Work instructions
Look through the records below and collect all lines that hold the string "青年志愿者协会".

Extracted data entries:
== == ==

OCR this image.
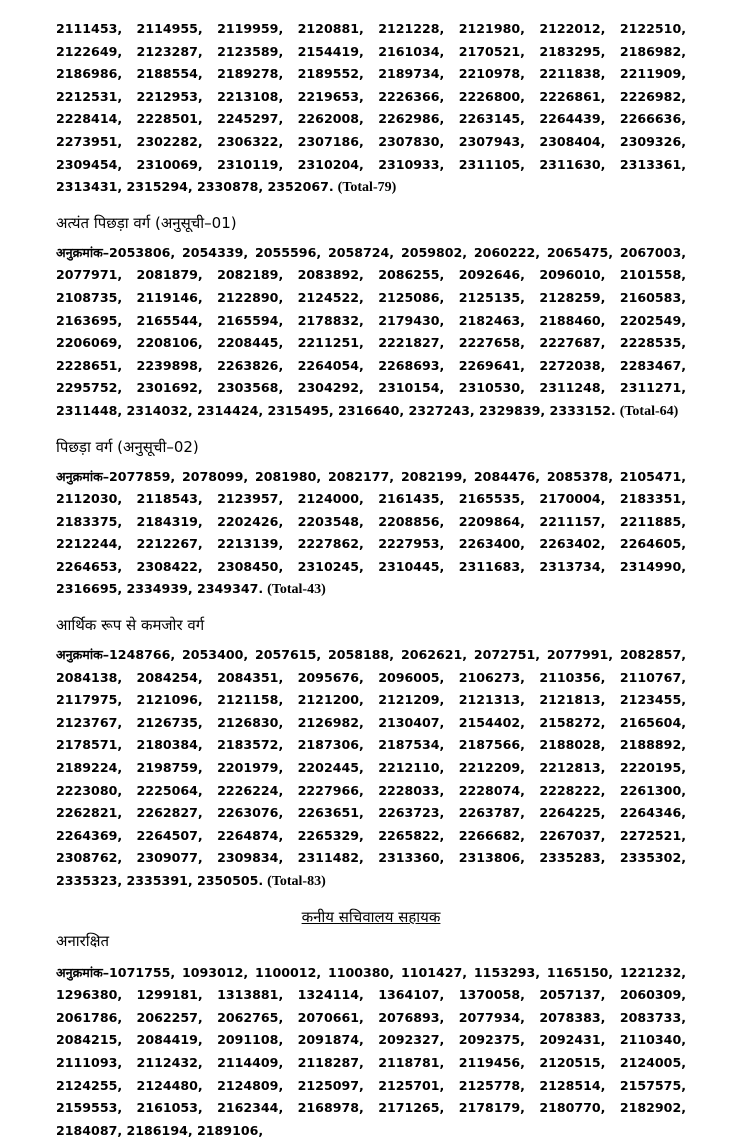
2111453, 2114955, 2119959, 2120881, 2121228, 2121980, 2122012, 2122510, 2122649, 2123287, 2123589, 2154419, 2161034, 2170521, 2183295, 2186982, 2186986, 2188554, 2189278, 2189552, 2189734, 2210978, 2211838, 2211909, 2212531, 2212953, 2213108, 2219653, 2226366, 2226800, 2226861, 2226982, 2228414, 2228501, 2245297, 2262008, 2262986, 2263145, 2264439, 2266636, 2273951, 2302282, 2306322, 2307186, 2307830, 2307943, 2308404, 2309326, 2309454, 2310069, 2310119, 2310204, 2310933, 2311105, 2311630, 2313361, 2313431, 2315294, 2330878, 2352067. (Total-79)

अत्यंत पिछड़ा वर्ग (अनुसूची–01)

अनुक्रमांक–2053806, 2054339, 2055596, 2058724, 2059802, 2060222, 2065475, 2067003, 2077971, 2081879, 2082189, 2083892, 2086255, 2092646, 2096010, 2101558, 2108735, 2119146, 2122890, 2124522, 2125086, 2125135, 2128259, 2160583, 2163695, 2165544, 2165594, 2178832, 2179430, 2182463, 2188460, 2202549, 2206069, 2208106, 2208445, 2211251, 2221827, 2227658, 2227687, 2228535, 2228651, 2239898, 2263826, 2264054, 2268693, 2269641, 2272038, 2283467, 2295752, 2301692, 2303568, 2304292, 2310154, 2310530, 2311248, 2311271, 2311448, 2314032, 2314424, 2315495, 2316640, 2327243, 2329839, 2333152. (Total-64)

पिछड़ा वर्ग (अनुसूची–02)

अनुक्रमांक–2077859, 2078099, 2081980, 2082177, 2082199, 2084476, 2085378, 2105471, 2112030, 2118543, 2123957, 2124000, 2161435, 2165535, 2170004, 2183351, 2183375, 2184319, 2202426, 2203548, 2208856, 2209864, 2211157, 2211885, 2212244, 2212267, 2213139, 2227862, 2227953, 2263400, 2263402, 2264605, 2264653, 2308422, 2308450, 2310245, 2310445, 2311683, 2313734, 2314990, 2316695, 2334939, 2349347. (Total-43)

आर्थिक रूप से कमजोर वर्ग

अनुक्रमांक–1248766, 2053400, 2057615, 2058188, 2062621, 2072751, 2077991, 2082857, 2084138, 2084254, 2084351, 2095676, 2096005, 2106273, 2110356, 2110767, 2117975, 2121096, 2121158, 2121200, 2121209, 2121313, 2121813, 2123455, 2123767, 2126735, 2126830, 2126982, 2130407, 2154402, 2158272, 2165604, 2178571, 2180384, 2183572, 2187306, 2187534, 2187566, 2188028, 2188892, 2189224, 2198759, 2201979, 2202445, 2212110, 2212209, 2212813, 2220195, 2223080, 2225064, 2226224, 2227966, 2228033, 2228074, 2228222, 2261300, 2262821, 2262827, 2263076, 2263651, 2263723, 2263787, 2264225, 2264346, 2264369, 2264507, 2264874, 2265329, 2265822, 2266682, 2267037, 2272521, 2308762, 2309077, 2309834, 2311482, 2313360, 2313806, 2335283, 2335302, 2335323, 2335391, 2350505. (Total-83)

कनीय सचिवालय सहायक
अनारक्षित

अनुक्रमांक–1071755, 1093012, 1100012, 1100380, 1101427, 1153293, 1165150, 1221232, 1296380, 1299181, 1313881, 1324114, 1364107, 1370058, 2057137, 2060309, 2061786, 2062257, 2062765, 2070661, 2076893, 2077934, 2078383, 2083733, 2084215, 2084419, 2091108, 2091874, 2092327, 2092375, 2092431, 2110340, 2111093, 2112432, 2114409, 2118287, 2118781, 2119456, 2120515, 2124005, 2124255, 2124480, 2124809, 2125097, 2125701, 2125778, 2128514, 2157575, 2159553, 2161053, 2162344, 2168978, 2171265, 2178179, 2180770, 2182902, 2184087, 2186194, 2189106,
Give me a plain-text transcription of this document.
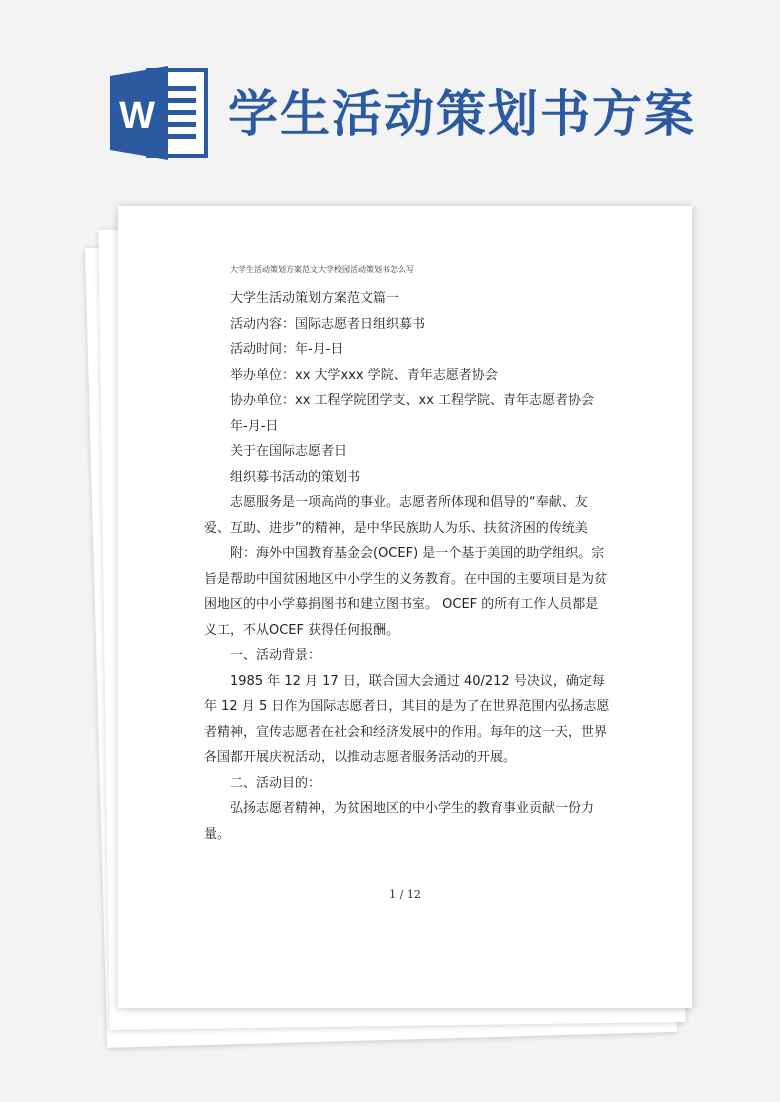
W 学生活动策划书方案
大学生活动策划方案范文大学校园活动策划书怎么写

大学生活动策划方案范文篇一

活动内容：国际志愿者日组织募书

活动时间：年-月-日

举办单位：xx 大学xxx 学院、青年志愿者协会

协办单位：xx 工程学院团学支、xx 工程学院、青年志愿者协会

年-月-日

关于在国际志愿者日

组织募书活动的策划书

志愿服务是一项高尚的事业。志愿者所体现和倡导的“奉献、友爱、互助、进步”的精神，是中华民族助人为乐、扶贫济困的传统美

附：海外中国教育基金会(OCEF) 是一个基于美国的助学组织。宗旨是帮助中国贫困地区中小学生的义务教育。在中国的主要项目是为贫困地区的中小学募捐图书和建立图书室。 OCEF 的所有工作人员都是义工，不从OCEF 获得任何报酬。

一、活动背景：

1985 年 12 月 17 日，联合国大会通过 40/212 号决议，确定每年 12 月 5 日作为国际志愿者日，其目的是为了在世界范围内弘扬志愿者精神，宣传志愿者在社会和经济发展中的作用。每年的这一天，世界各国都开展庆祝活动，以推动志愿者服务活动的开展。

二、活动目的：

弘扬志愿者精神，为贫困地区的中小学生的教育事业贡献一份力量。

1 / 12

== == ==

Answer to this task
举办单位：xx 大学xxx 学院、青年志愿者协会
协办单位：xx 工程学院团学支、xx 工程学院、青年志愿者协会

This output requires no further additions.